- What to do
Below are some records. Say in a single number how many of their lines include the word "name".

[Entries with figure data]

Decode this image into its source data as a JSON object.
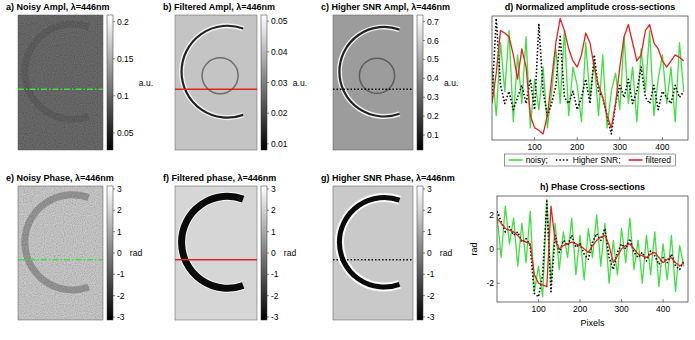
{
  "chart_data": [
    {
      "type": "image",
      "title": "a) Noisy Ampl, λ=446nm",
      "colorbar_lim": [
        0.027,
        0.209
      ],
      "colorbar_ticks": [
        0.05,
        0.1,
        0.15,
        0.2
      ],
      "colorbar_label": "a.u.",
      "color": "#3ee03e",
      "line_style": "dashdot"
    },
    {
      "type": "image",
      "title": "b) Filtered Ampl, λ=446nm",
      "colorbar_lim": [
        0.008,
        0.052
      ],
      "colorbar_ticks": [
        0.01,
        0.02,
        0.03,
        0.04,
        0.05
      ],
      "colorbar_label": "a.u.",
      "color": "#e8211e",
      "line_style": "solid"
    },
    {
      "type": "image",
      "title": "c) Higher SNR Ampl, λ=446nm",
      "colorbar_lim": [
        0.021,
        0.735
      ],
      "colorbar_ticks": [
        0.1,
        0.2,
        0.3,
        0.4,
        0.5,
        0.6,
        0.7
      ],
      "colorbar_label": "a.u.",
      "color": "#000000",
      "line_style": "dotted"
    },
    {
      "type": "line",
      "title": "d) Normalized amplitude cross-sections",
      "x": [
        0,
        10,
        20,
        30,
        40,
        50,
        60,
        70,
        80,
        90,
        100,
        110,
        120,
        130,
        140,
        150,
        160,
        170,
        180,
        190,
        200,
        210,
        220,
        230,
        240,
        250,
        260,
        270,
        280,
        290,
        300,
        310,
        320,
        330,
        340,
        350,
        360,
        370,
        380,
        390,
        400,
        410,
        420,
        430,
        440,
        450
      ],
      "xlim": [
        0,
        460
      ],
      "xticks": [
        100,
        200,
        300,
        400
      ],
      "ylim": [
        0,
        1.02
      ],
      "tick_labels": "x",
      "legend": "bottom",
      "series": [
        {
          "name": "noisy;",
          "color": "#3ee03e",
          "line_style": "solid",
          "values": [
            0.6,
            0.2,
            0.8,
            0.4,
            0.9,
            0.15,
            0.7,
            0.3,
            0.85,
            0.1,
            0.5,
            0.25,
            0.6,
            0.1,
            0.4,
            0.75,
            0.3,
            0.9,
            0.2,
            0.6,
            0.45,
            0.15,
            0.8,
            0.35,
            0.65,
            0.2,
            0.7,
            0.1,
            0.4,
            0.55,
            0.25,
            0.85,
            0.3,
            0.6,
            0.15,
            0.75,
            0.4,
            0.9,
            0.2,
            0.5,
            0.7,
            0.3,
            0.6,
            0.15,
            0.8,
            0.4
          ]
        },
        {
          "name": "Higher SNR;",
          "color": "#000000",
          "line_style": "dotted",
          "values": [
            0.35,
            1.0,
            0.45,
            0.3,
            0.4,
            0.25,
            0.35,
            0.45,
            0.3,
            0.5,
            0.25,
            0.95,
            0.4,
            0.2,
            0.3,
            0.45,
            0.85,
            0.35,
            0.3,
            0.4,
            0.25,
            0.35,
            0.5,
            0.3,
            0.7,
            0.4,
            0.35,
            0.2,
            0.05,
            0.3,
            0.45,
            0.35,
            0.5,
            0.3,
            0.4,
            0.6,
            0.35,
            0.3,
            0.45,
            0.25,
            0.4,
            0.35,
            0.3,
            0.45,
            0.35,
            0.4
          ]
        },
        {
          "name": "filtered",
          "color": "#e8211e",
          "line_style": "solid",
          "values": [
            0.3,
            0.55,
            0.9,
            0.88,
            0.85,
            0.7,
            0.5,
            0.75,
            0.6,
            0.2,
            0.1,
            0.08,
            0.05,
            0.2,
            0.5,
            0.8,
            1.0,
            0.9,
            0.75,
            0.65,
            0.6,
            0.7,
            0.88,
            0.8,
            0.6,
            0.45,
            0.35,
            0.2,
            0.1,
            0.3,
            0.6,
            0.85,
            0.95,
            0.8,
            0.65,
            0.7,
            0.9,
            0.95,
            0.8,
            0.75,
            0.65,
            0.6,
            0.65,
            0.7,
            0.68,
            0.65
          ]
        }
      ]
    },
    {
      "type": "image",
      "title": "e) Noisy Phase, λ=446nm",
      "colorbar_lim": [
        -3.14,
        3.14
      ],
      "colorbar_ticks": [
        -3,
        -2,
        -1,
        0,
        1,
        2,
        3
      ],
      "colorbar_label": "rad",
      "color": "#3ee03e",
      "line_style": "dashdot"
    },
    {
      "type": "image",
      "title": "f) Filtered phase, λ=446nm",
      "colorbar_lim": [
        -3.14,
        3.14
      ],
      "colorbar_ticks": [
        -3,
        -2,
        -1,
        0,
        1,
        2,
        3
      ],
      "colorbar_label": "rad",
      "color": "#e8211e",
      "line_style": "solid"
    },
    {
      "type": "image",
      "title": "g) Higher SNR Phase, λ=446nm",
      "colorbar_lim": [
        -3.14,
        3.14
      ],
      "colorbar_ticks": [
        -3,
        -2,
        -1,
        0,
        1,
        2,
        3
      ],
      "colorbar_label": "rad",
      "color": "#000000",
      "line_style": "dotted"
    },
    {
      "type": "line",
      "title": "h) Phase Cross-sections",
      "xlabel": "Pixels",
      "ylabel": "rad",
      "x": [
        0,
        10,
        20,
        30,
        40,
        50,
        60,
        70,
        80,
        90,
        100,
        110,
        120,
        130,
        140,
        150,
        160,
        170,
        180,
        190,
        200,
        210,
        220,
        230,
        240,
        250,
        260,
        270,
        280,
        290,
        300,
        310,
        320,
        330,
        340,
        350,
        360,
        370,
        380,
        390,
        400,
        410,
        420,
        430,
        440,
        450
      ],
      "xlim": [
        0,
        460
      ],
      "xticks": [
        100,
        200,
        300,
        400
      ],
      "ylim": [
        -3.1,
        3.1
      ],
      "yticks": [
        -2,
        0,
        2
      ],
      "series": [
        {
          "color": "#3ee03e",
          "line_style": "solid",
          "values": [
            2.0,
            -0.5,
            2.5,
            0.3,
            1.8,
            -1.0,
            1.5,
            -0.8,
            2.2,
            -2.5,
            -1.0,
            -2.8,
            2.9,
            -2.0,
            1.5,
            -1.2,
            1.0,
            -0.5,
            1.8,
            -1.5,
            0.8,
            -1.8,
            1.2,
            -0.5,
            2.0,
            -1.0,
            1.5,
            -2.0,
            0.5,
            -1.5,
            1.2,
            -0.8,
            1.8,
            -1.2,
            0.5,
            -2.0,
            0.8,
            -1.5,
            1.0,
            -2.2,
            0.3,
            -1.8,
            0.8,
            -2.5,
            0.2,
            -1.0
          ]
        },
        {
          "color": "#000000",
          "line_style": "dotted",
          "values": [
            2.2,
            1.6,
            1.0,
            1.3,
            0.8,
            1.0,
            0.4,
            0.6,
            0.2,
            -2.6,
            -2.8,
            -1.5,
            2.8,
            -2.5,
            0.8,
            -0.2,
            0.5,
            0.2,
            0.8,
            0.1,
            0.3,
            -0.3,
            -0.6,
            0.4,
            0.9,
            0.5,
            1.2,
            -0.5,
            -1.2,
            -0.2,
            0.3,
            0.0,
            0.6,
            -0.2,
            -0.5,
            -0.2,
            -0.7,
            -0.1,
            -0.4,
            -0.9,
            -0.5,
            -0.8,
            -0.3,
            -1.0,
            -1.2,
            -0.7
          ]
        },
        {
          "color": "#e8211e",
          "line_style": "solid",
          "values": [
            1.8,
            1.5,
            1.2,
            1.1,
            1.0,
            0.8,
            0.5,
            0.4,
            0.3,
            -1.5,
            -2.0,
            -2.1,
            -2.2,
            2.5,
            0.5,
            0.0,
            0.2,
            0.3,
            0.4,
            0.3,
            0.2,
            0.0,
            -0.2,
            0.2,
            0.5,
            0.7,
            0.8,
            0.2,
            -0.8,
            -0.4,
            0.0,
            0.2,
            0.3,
            0.0,
            -0.3,
            -0.4,
            -0.5,
            -0.3,
            -0.2,
            -0.5,
            -0.8,
            -0.6,
            -0.5,
            -0.8,
            -1.0,
            -0.8
          ]
        }
      ]
    }
  ]
}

- Solution
3